#### SET PROBLEM
Copy each line below in which the string "Georgiritt" occurs.

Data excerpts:
---*---
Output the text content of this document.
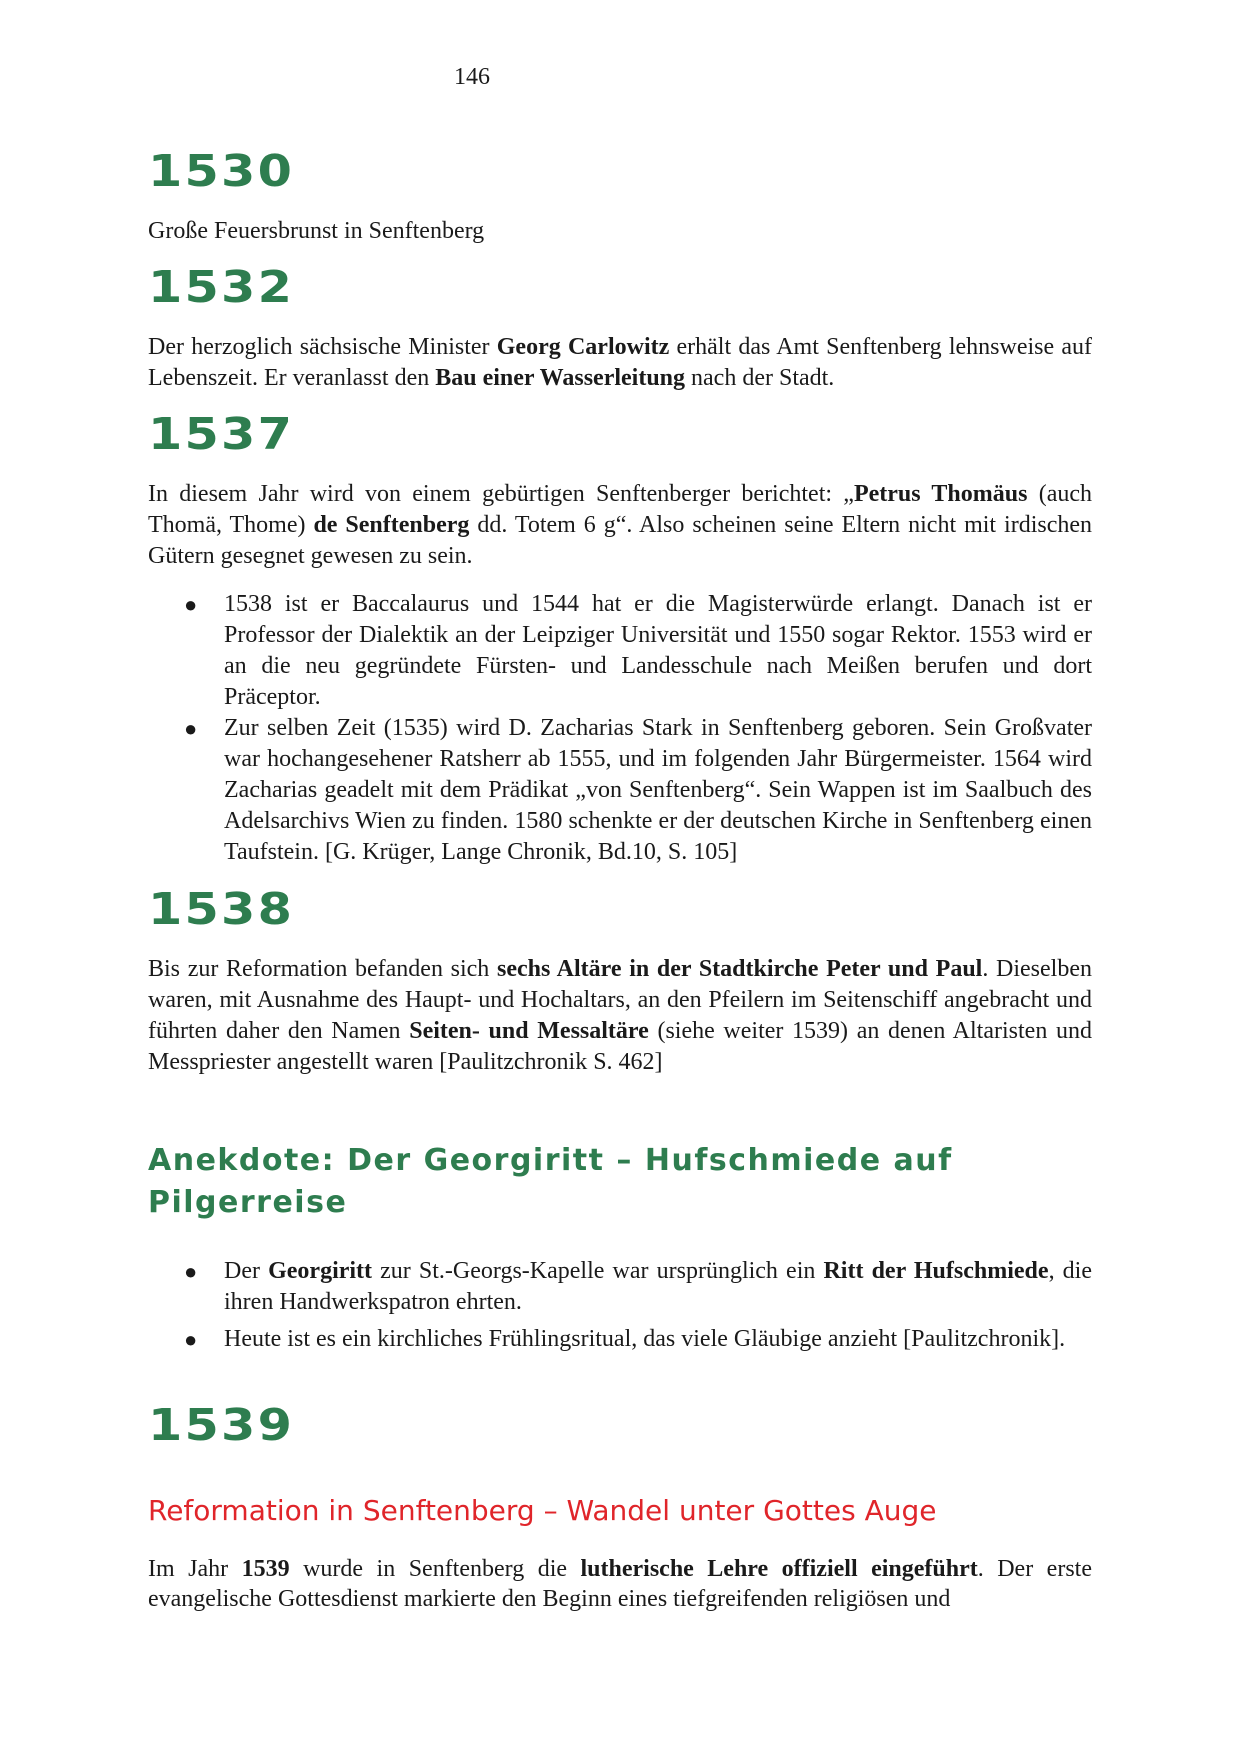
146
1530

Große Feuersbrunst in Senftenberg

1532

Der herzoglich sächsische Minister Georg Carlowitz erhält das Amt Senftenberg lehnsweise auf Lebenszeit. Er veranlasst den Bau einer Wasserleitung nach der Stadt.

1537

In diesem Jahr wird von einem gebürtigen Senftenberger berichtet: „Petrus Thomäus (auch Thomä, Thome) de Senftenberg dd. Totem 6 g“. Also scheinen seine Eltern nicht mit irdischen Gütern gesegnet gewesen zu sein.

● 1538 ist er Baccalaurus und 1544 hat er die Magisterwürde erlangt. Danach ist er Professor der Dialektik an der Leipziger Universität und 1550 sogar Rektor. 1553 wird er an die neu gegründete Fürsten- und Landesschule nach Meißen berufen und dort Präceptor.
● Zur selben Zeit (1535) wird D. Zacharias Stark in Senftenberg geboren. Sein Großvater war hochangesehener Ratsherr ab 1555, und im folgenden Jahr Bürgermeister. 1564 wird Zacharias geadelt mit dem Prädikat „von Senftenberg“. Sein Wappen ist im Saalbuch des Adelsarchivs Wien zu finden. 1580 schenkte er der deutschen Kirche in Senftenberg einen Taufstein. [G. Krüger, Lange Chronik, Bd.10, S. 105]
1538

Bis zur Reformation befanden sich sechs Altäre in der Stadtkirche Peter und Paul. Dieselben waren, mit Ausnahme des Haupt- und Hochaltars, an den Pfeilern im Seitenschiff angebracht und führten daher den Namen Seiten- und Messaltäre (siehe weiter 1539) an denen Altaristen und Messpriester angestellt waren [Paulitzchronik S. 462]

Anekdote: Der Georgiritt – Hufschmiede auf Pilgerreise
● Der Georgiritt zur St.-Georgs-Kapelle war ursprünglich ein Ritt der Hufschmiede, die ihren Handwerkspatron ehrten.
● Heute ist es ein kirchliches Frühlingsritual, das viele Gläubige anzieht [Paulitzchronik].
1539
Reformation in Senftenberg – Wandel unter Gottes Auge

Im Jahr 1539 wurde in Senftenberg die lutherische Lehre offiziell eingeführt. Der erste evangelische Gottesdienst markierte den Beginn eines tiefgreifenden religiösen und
---*---
#### EXERCISE RESPONSE
Anekdote: Der Georgiritt – Hufschmiede auf Pilgerreise
● Der Georgiritt zur St.-Georgs-Kapelle war ursprünglich ein Ritt der Hufschmiede, die ihren Handwerkspatron ehrten.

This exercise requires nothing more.